▶ **Text to read**:
• • •

The difference between a piped and jetted motor with optimised* porting could be as much as 5hp.
*Optimised porting only reworks the standard layout; traditional porting (enlarging and reshaping of the ports) could yield much higher gains but needs to be carried out by a professional and will greatly increase the maintenance schedule of the engine, something not necessarily practical for a street bike. NSR-WORLD.COM can offer port optimisation and porting through the Performance section.
Often overlooked, the clutch plays an extremely important role transmitting the drive from the engine to the rear wheel. Upgrading it is a simple task! The obvious upgrade for an R model is to exchange the whole 'wet' assembly for a dry clutch from an SE or SP*.
For the SE/SP models, and even more simple upgrade is available! Simply exchange the 2mm steel plate (part 10) closest to the engine with a 2.9mm plate (part 9) as used throughout the rest of the assembly. Using the thicker plate effectively preloads the clutch springs, rising their 'rate' in the same way adjusting preload does on suspension!! HRC has not specified uprated clutch springs since the F3 MC18 and many race bikes use stock springs still. Jha and EBC both list uprated springs if you still feel they are required. Although staff have used both Jha and EBC springs in the past, the Jha variants are preferred as the EBC gave a very heavy action at the lever.

• • •

▶ **Data**:
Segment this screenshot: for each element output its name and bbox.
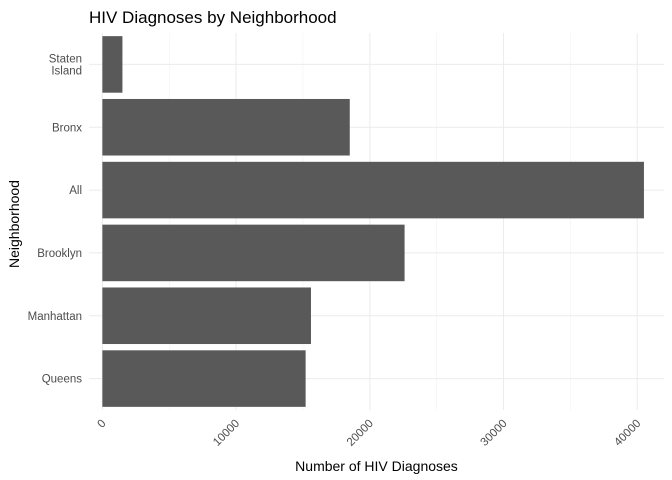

• • •

Repeat the part of the motorcycle tuning text starting with "The difference between" and going on through "an SE or SP*.", word for word.

The difference between a piped and jetted motor with optimised* porting could be as much as 5hp.
*Optimised porting only reworks the standard layout; traditional porting (enlarging and reshaping of the ports) could yield much higher gains but needs to be carried out by a professional and will greatly increase the maintenance schedule of the engine, something not necessarily practical for a street bike. NSR-WORLD.COM can offer port optimisation and porting through the Performance section.
Often overlooked, the clutch plays an extremely important role transmitting the drive from the engine to the rear wheel. Upgrading it is a simple task! The obvious upgrade for an R model is to exchange the whole 'wet' assembly for a dry clutch from an SE or SP*.